— start Data shown —

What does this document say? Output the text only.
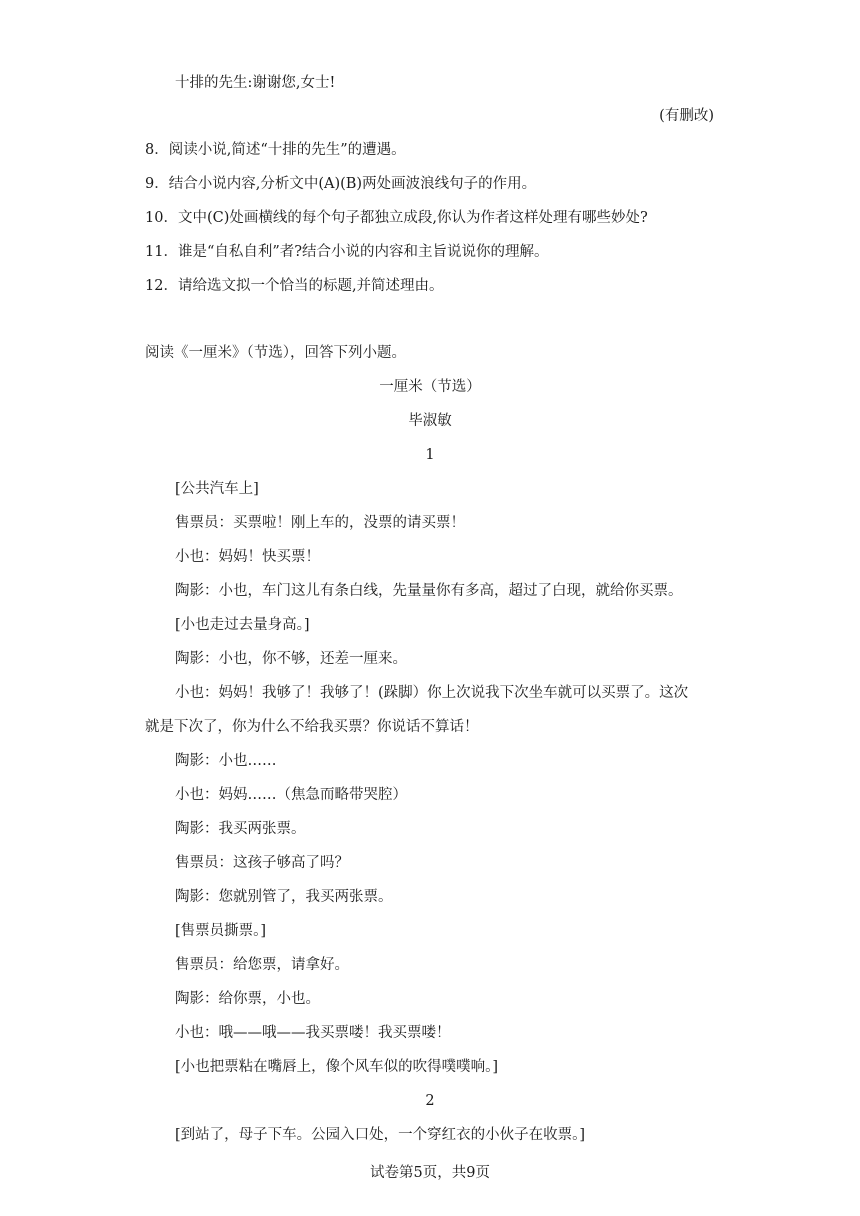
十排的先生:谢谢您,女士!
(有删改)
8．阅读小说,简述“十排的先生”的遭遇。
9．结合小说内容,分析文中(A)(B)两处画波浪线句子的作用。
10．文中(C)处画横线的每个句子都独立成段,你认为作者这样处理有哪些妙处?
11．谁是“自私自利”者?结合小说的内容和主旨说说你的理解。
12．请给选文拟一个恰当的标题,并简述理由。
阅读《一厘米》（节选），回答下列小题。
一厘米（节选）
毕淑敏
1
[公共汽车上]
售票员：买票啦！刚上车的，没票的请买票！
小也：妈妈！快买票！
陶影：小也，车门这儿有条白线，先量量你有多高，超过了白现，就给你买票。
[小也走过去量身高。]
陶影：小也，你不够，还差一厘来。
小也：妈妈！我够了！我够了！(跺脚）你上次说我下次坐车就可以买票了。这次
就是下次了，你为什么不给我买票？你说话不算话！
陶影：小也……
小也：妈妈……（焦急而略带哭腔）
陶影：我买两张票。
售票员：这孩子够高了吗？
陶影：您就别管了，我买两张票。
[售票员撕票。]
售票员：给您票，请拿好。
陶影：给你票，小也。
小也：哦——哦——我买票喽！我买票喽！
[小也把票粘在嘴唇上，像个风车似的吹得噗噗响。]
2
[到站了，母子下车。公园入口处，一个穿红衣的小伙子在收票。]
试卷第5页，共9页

— end Data shown —
— start Data shown —

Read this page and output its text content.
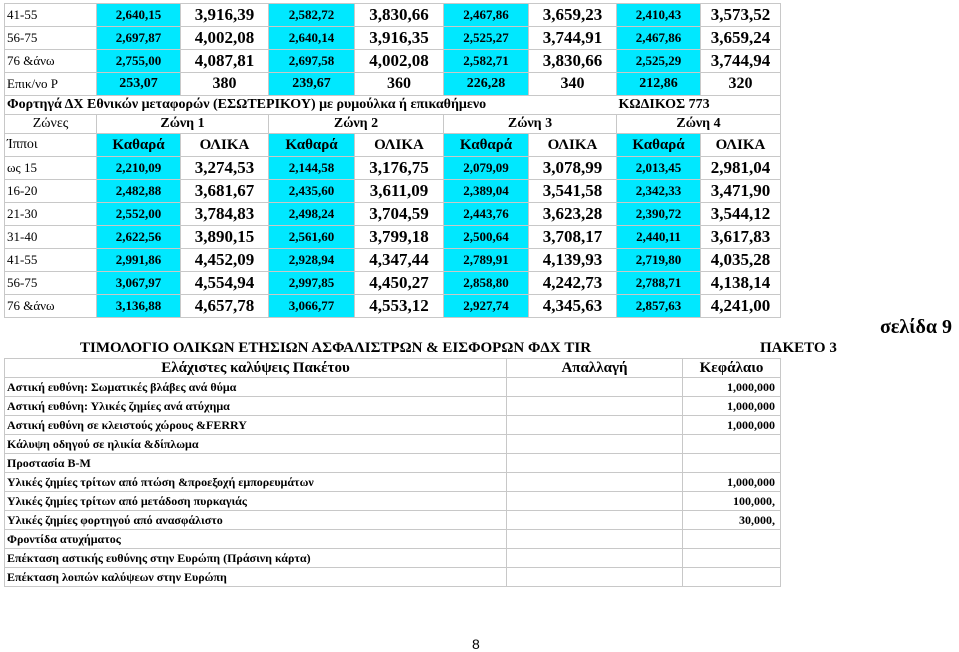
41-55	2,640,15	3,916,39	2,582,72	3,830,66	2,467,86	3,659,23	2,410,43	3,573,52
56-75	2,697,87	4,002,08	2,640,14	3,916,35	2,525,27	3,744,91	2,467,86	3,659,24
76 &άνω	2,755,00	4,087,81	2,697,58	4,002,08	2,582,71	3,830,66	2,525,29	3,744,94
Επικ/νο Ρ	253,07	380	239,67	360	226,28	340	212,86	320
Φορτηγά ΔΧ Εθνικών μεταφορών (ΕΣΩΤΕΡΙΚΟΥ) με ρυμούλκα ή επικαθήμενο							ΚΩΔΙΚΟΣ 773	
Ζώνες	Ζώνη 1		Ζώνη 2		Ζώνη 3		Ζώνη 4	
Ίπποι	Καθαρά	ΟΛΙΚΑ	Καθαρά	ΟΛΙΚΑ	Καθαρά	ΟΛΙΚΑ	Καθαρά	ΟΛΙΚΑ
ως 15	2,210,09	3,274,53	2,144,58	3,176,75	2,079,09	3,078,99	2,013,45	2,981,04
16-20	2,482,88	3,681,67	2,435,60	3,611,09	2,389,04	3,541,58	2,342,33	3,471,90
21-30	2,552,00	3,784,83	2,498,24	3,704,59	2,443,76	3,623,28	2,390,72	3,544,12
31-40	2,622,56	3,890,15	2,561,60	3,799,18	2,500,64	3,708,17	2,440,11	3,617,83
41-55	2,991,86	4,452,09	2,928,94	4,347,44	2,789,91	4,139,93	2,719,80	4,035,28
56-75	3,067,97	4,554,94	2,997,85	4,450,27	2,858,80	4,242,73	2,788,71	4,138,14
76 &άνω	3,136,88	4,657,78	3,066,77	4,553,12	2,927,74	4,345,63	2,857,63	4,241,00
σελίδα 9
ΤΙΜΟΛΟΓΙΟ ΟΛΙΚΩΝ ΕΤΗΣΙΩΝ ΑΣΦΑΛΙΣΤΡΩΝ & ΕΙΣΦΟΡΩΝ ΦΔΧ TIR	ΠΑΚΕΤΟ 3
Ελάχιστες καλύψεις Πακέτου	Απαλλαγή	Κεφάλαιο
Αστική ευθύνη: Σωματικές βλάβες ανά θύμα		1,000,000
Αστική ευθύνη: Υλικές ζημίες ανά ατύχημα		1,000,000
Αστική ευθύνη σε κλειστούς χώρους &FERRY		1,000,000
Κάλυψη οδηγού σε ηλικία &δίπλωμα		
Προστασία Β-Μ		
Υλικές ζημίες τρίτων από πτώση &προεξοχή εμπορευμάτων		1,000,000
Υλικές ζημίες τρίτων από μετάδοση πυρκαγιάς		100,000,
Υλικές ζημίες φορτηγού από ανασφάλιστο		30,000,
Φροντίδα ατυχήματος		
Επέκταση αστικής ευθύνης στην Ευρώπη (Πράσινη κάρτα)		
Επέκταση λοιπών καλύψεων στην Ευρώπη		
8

— end Data shown —

[Written request]: Reply with nothing except the number of lines in the listing above that include "Υλικές".

[Output]: 4